> _WHAT TO DO_
Restate all of the entries exactly, dropping any pictures they hold.

> _DATA IN THIS EXERCISE_

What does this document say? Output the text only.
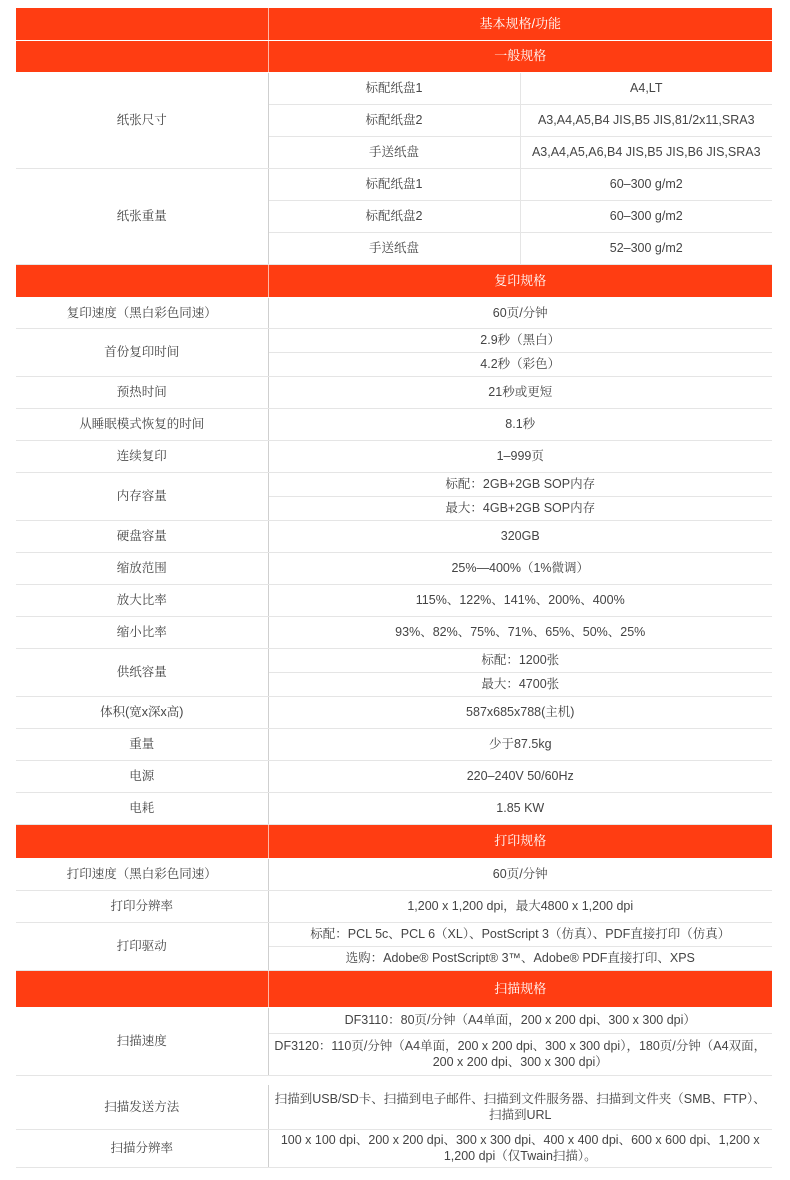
	基本规格/功能	
	一般规格	
纸张尺寸	标配纸盘1	A4,LT
	标配纸盘2	A3,A4,A5,B4 JIS,B5 JIS,81/2x11,SRA3
	手送纸盘	A3,A4,A5,A6,B4 JIS,B5 JIS,B6 JIS,SRA3
纸张重量	标配纸盘1	60–300 g/m2
	标配纸盘2	60–300 g/m2
	手送纸盘	52–300 g/m2
	复印规格	
复印速度（黑白彩色同速）	60页/分钟	
首份复印时间	2.9秒（黑白）	
	4.2秒（彩色）	
预热时间	21秒或更短	
从睡眠模式恢复的时间	8.1秒	
连续复印	1–999页	
内存容量	标配：2GB+2GB SOP内存	
	最大：4GB+2GB SOP内存	
硬盘容量	320GB	
缩放范围	25%—400%（1%微调）	
放大比率	115%、122%、141%、200%、400%	
缩小比率	93%、82%、75%、71%、65%、50%、25%	
供纸容量	标配：1200张	
	最大：4700张	
体积(宽x深x高)	587x685x788(主机)	
重量	少于87.5kg	
电源	220–240V 50/60Hz	
电耗	1.85 KW	
	打印规格	
打印速度（黑白彩色同速）	60页/分钟	
打印分辨率	1,200 x 1,200 dpi，最大4800 x 1,200 dpi	
打印驱动	标配：PCL 5c、PCL 6（XL）、PostScript 3（仿真）、PDF直接打印（仿真）	
	选购：Adobe® PostScript® 3™、Adobe® PDF直接打印、XPS	
	扫描规格	
扫描速度	DF3110：80页/分钟（A4单面，200 x 200 dpi、300 x 300 dpi）	
	DF3120：110页/分钟（A4单面，200 x 200 dpi、300 x 300 dpi），180页/分钟（A4双面，200 x 200 dpi、300 x 300 dpi）	

扫描发送方法	扫描到USB/SD卡、扫描到电子邮件、扫描到文件服务器、扫描到文件夹（SMB、FTP）、扫描到URL	
扫描分辨率	100 x 100 dpi、200 x 200 dpi、300 x 300 dpi、400 x 400 dpi、600 x 600 dpi、1,200 x 1,200 dpi（仅Twain扫描）。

> _THE ANSWER_
What does this document say? Output the text only.
	基本规格/功能	
	一般规格	
纸张尺寸	标配纸盘1	A4,LT
	标配纸盘2	A3,A4,A5,B4 JIS,B5 JIS,81/2x11,SRA3
	手送纸盘	A3,A4,A5,A6,B4 JIS,B5 JIS,B6 JIS,SRA3
纸张重量	标配纸盘1	60–300 g/m2
	标配纸盘2	60–300 g/m2
	手送纸盘	52–300 g/m2
	复印规格	
复印速度（黑白彩色同速）	60页/分钟	
首份复印时间	2.9秒（黑白）	
	4.2秒（彩色）	
预热时间	21秒或更短	
从睡眠模式恢复的时间	8.1秒	
连续复印	1–999页	
内存容量	标配：2GB+2GB SOP内存	
	最大：4GB+2GB SOP内存	
硬盘容量	320GB	
缩放范围	25%—400%（1%微调）	
放大比率	115%、122%、141%、200%、400%	
缩小比率	93%、82%、75%、71%、65%、50%、25%	
供纸容量	标配：1200张	
	最大：4700张	
体积(宽x深x高)	587x685x788(主机)	
重量	少于87.5kg	
电源	220–240V 50/60Hz	
电耗	1.85 KW	
	打印规格	
打印速度（黑白彩色同速）	60页/分钟	
打印分辨率	1,200 x 1,200 dpi，最大4800 x 1,200 dpi	
打印驱动	标配：PCL 5c、PCL 6（XL）、PostScript 3（仿真）、PDF直接打印（仿真）	
	选购：Adobe® PostScript® 3™、Adobe® PDF直接打印、XPS	
	扫描规格	
扫描速度	DF3110：80页/分钟（A4单面，200 x 200 dpi、300 x 300 dpi）	
	DF3120：110页/分钟（A4单面，200 x 200 dpi、300 x 300 dpi），180页/分钟（A4双面，200 x 200 dpi、300 x 300 dpi）	

扫描发送方法	扫描到USB/SD卡、扫描到电子邮件、扫描到文件服务器、扫描到文件夹（SMB、FTP）、扫描到URL	
扫描分辨率	100 x 100 dpi、200 x 200 dpi、300 x 300 dpi、400 x 400 dpi、600 x 600 dpi、1,200 x 1,200 dpi（仅Twain扫描）。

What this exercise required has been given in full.